§ **RECORDS TO USE**
>> Start

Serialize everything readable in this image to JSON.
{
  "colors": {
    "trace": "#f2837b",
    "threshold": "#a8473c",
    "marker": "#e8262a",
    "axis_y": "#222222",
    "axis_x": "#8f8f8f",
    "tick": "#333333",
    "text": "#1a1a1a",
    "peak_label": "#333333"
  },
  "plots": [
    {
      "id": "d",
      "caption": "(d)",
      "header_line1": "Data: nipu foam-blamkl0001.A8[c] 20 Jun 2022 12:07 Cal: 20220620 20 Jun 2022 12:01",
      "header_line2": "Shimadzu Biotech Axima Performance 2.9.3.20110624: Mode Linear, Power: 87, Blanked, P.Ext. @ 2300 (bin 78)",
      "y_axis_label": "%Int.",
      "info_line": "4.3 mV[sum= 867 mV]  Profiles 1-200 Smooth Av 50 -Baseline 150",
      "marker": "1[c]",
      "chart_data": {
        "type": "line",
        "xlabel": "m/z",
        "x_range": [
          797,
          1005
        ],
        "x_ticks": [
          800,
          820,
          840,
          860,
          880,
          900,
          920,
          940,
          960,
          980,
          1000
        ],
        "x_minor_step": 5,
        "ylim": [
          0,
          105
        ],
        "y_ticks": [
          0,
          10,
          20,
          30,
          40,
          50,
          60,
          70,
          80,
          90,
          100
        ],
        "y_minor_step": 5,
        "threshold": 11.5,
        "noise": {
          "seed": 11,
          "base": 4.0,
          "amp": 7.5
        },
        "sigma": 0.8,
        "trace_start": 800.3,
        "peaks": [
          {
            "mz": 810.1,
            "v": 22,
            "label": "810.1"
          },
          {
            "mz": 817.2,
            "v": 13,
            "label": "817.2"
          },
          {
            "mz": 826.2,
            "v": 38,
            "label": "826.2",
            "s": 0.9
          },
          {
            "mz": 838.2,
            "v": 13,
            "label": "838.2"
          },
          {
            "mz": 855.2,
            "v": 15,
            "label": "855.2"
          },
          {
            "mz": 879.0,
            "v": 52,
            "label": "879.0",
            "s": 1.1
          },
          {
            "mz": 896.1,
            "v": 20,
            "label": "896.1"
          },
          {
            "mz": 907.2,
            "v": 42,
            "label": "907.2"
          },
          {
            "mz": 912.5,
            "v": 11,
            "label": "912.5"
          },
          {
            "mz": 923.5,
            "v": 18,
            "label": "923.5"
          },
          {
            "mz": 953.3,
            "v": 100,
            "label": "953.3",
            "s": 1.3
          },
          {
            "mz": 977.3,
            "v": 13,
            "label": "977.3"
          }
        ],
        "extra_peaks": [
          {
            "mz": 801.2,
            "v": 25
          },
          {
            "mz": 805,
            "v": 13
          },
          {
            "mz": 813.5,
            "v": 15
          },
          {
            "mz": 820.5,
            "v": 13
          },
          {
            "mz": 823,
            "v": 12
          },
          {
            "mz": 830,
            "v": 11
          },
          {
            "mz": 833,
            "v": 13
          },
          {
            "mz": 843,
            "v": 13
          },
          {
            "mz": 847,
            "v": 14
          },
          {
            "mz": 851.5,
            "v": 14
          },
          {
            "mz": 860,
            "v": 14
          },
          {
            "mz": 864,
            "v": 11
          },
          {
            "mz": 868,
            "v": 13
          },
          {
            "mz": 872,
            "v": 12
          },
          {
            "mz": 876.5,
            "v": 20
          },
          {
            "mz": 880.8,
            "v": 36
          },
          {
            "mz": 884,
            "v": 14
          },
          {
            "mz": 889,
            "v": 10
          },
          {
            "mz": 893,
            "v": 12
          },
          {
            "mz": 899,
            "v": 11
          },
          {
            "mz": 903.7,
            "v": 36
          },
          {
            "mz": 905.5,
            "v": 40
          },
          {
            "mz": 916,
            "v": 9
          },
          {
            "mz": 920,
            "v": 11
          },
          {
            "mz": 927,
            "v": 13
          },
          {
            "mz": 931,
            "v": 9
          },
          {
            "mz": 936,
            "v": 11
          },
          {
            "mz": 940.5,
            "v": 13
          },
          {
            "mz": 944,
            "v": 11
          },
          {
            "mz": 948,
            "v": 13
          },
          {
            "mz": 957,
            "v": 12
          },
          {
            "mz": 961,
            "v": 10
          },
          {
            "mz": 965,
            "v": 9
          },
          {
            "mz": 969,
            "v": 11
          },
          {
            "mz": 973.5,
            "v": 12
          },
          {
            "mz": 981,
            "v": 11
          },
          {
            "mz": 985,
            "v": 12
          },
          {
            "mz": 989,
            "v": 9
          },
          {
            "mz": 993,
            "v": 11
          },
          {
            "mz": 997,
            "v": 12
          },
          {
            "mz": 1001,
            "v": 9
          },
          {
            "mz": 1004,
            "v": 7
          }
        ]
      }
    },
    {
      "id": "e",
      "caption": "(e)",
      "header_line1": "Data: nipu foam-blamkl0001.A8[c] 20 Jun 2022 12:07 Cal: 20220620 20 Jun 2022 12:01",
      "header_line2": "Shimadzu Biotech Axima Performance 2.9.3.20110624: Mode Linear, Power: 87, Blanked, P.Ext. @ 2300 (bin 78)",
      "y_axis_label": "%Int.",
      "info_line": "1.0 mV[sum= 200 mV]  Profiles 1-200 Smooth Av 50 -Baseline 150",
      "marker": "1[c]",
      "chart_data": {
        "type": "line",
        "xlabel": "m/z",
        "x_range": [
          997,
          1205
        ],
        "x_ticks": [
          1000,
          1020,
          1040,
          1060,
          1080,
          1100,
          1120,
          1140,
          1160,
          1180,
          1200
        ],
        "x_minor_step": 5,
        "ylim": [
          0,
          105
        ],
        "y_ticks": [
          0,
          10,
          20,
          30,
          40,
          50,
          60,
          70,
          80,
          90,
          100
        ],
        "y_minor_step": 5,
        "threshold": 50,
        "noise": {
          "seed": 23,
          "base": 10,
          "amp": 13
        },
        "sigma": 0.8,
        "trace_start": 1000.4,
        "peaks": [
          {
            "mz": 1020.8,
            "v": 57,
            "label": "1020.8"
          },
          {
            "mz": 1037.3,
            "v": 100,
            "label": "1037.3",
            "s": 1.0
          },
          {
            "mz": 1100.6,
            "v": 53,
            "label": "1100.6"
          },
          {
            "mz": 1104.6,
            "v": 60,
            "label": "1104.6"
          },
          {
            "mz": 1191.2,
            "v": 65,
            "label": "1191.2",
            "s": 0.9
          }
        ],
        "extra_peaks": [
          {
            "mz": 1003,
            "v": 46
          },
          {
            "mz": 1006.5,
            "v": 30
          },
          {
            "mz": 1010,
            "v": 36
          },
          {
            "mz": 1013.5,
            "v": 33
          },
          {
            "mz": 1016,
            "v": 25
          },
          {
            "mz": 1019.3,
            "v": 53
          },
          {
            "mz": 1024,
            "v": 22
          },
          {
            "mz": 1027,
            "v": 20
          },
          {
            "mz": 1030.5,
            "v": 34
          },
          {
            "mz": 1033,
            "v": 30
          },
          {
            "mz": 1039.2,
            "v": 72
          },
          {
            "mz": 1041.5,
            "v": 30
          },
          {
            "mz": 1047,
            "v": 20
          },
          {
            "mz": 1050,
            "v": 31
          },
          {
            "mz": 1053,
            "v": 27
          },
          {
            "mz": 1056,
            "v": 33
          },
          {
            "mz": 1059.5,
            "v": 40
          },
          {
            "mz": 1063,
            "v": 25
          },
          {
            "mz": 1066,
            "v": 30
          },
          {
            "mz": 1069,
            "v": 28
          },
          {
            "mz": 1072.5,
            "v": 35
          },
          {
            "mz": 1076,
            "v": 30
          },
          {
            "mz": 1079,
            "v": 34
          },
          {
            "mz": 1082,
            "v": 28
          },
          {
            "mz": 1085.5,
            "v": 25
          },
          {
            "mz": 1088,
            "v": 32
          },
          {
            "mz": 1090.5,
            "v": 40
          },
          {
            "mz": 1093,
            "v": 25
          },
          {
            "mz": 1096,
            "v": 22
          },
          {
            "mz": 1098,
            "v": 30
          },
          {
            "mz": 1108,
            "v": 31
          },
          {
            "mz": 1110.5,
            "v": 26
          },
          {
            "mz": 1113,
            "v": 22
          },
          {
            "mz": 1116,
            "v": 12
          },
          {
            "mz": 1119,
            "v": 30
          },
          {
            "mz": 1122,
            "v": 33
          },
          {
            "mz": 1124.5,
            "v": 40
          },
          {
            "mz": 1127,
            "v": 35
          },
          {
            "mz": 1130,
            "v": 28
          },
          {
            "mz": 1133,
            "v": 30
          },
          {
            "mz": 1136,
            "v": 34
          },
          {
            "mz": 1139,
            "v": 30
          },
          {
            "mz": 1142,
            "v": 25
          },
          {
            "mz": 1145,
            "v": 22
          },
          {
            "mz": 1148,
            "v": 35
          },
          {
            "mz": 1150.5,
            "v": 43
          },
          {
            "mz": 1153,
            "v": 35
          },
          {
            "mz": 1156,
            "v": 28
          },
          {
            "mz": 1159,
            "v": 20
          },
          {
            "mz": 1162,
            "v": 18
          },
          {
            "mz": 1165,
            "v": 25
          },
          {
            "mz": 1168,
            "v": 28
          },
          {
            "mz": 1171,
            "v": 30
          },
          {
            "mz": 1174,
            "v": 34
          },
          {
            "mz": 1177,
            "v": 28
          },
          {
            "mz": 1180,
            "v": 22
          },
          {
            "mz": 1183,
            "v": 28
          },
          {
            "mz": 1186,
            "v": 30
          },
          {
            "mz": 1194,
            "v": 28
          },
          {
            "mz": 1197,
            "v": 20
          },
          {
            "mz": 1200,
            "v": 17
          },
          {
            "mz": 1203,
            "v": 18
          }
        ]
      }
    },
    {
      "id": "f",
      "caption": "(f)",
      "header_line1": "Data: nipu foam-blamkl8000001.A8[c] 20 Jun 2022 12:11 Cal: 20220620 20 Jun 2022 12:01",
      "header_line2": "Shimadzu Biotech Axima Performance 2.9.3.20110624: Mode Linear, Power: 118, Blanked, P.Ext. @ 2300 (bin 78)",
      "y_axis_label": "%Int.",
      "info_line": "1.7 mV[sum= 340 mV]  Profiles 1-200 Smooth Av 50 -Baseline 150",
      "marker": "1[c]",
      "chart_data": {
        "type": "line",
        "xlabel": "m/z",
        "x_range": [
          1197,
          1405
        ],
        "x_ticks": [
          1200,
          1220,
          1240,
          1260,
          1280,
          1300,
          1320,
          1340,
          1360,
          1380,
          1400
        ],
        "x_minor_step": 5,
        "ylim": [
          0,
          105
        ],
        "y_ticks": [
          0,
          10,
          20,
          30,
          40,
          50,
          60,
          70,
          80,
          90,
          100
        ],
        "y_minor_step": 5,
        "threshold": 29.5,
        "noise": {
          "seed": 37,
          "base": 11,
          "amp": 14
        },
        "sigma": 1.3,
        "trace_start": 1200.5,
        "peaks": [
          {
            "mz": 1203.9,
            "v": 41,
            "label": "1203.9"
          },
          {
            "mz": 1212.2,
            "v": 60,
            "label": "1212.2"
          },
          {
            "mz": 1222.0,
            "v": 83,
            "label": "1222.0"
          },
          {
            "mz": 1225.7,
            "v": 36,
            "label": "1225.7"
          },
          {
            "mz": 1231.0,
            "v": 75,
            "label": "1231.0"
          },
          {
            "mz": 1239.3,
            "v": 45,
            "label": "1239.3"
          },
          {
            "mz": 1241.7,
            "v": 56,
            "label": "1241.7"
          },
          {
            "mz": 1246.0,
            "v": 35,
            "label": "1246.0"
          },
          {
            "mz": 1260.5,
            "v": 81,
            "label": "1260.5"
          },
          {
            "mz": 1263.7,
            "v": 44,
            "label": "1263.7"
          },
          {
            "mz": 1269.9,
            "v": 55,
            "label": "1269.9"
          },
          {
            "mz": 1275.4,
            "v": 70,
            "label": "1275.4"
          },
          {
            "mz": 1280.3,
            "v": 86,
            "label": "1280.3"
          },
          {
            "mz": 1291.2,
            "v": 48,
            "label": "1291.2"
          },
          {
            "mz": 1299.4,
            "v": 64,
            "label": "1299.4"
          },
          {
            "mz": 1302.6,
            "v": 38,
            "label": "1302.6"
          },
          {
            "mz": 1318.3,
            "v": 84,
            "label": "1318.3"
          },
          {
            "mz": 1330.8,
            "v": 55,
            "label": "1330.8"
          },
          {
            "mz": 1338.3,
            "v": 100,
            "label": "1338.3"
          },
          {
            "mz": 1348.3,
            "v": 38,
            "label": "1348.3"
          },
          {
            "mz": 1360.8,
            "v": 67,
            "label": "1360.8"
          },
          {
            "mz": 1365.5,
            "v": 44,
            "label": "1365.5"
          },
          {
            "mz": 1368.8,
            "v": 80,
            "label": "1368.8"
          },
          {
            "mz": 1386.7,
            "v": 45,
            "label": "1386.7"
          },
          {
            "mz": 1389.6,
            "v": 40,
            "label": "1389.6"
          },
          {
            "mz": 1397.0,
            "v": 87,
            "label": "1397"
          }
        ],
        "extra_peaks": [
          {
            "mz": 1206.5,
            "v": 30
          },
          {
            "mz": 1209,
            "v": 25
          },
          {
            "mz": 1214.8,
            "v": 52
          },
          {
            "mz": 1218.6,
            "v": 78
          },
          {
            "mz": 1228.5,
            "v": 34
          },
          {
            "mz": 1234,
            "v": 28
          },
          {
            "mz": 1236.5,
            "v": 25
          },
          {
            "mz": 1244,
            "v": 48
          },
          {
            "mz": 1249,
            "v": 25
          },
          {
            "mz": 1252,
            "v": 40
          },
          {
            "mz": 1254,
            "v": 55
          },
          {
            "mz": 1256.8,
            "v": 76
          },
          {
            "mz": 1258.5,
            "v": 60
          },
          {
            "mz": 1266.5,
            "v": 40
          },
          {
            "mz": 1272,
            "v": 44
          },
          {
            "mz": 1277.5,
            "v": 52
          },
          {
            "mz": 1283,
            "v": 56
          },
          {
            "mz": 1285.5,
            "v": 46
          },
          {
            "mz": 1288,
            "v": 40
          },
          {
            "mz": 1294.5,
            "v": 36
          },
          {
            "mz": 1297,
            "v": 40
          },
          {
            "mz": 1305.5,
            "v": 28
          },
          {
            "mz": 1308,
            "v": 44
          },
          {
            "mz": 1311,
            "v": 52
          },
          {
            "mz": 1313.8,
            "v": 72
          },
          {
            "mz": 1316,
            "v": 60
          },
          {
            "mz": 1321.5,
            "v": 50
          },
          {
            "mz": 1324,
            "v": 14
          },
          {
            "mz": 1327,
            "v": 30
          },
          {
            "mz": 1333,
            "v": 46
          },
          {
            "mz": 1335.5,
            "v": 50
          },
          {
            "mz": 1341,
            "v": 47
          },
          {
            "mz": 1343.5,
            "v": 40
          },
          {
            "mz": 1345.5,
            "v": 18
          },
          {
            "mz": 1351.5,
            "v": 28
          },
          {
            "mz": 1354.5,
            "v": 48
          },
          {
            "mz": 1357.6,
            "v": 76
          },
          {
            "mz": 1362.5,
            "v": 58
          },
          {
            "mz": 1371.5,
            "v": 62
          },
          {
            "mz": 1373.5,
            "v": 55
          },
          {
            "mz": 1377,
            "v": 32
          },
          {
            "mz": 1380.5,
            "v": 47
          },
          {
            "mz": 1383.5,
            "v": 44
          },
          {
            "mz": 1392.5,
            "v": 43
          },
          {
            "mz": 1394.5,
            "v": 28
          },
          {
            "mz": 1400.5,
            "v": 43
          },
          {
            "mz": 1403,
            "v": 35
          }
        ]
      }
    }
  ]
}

>> End

§ **REQUIRED WORK**
Show the lines of the data that hold the word "Profiles".

§ **COMPLETE RESPONSE**
      "info_line": "4.3 mV[sum= 867 mV]  Profiles 1-200 Smooth Av 50 -Baseline 150",
      "info_line": "1.0 mV[sum= 200 mV]  Profiles 1-200 Smooth Av 50 -Baseline 150",
      "info_line": "1.7 mV[sum= 340 mV]  Profiles 1-200 Smooth Av 50 -Baseline 150",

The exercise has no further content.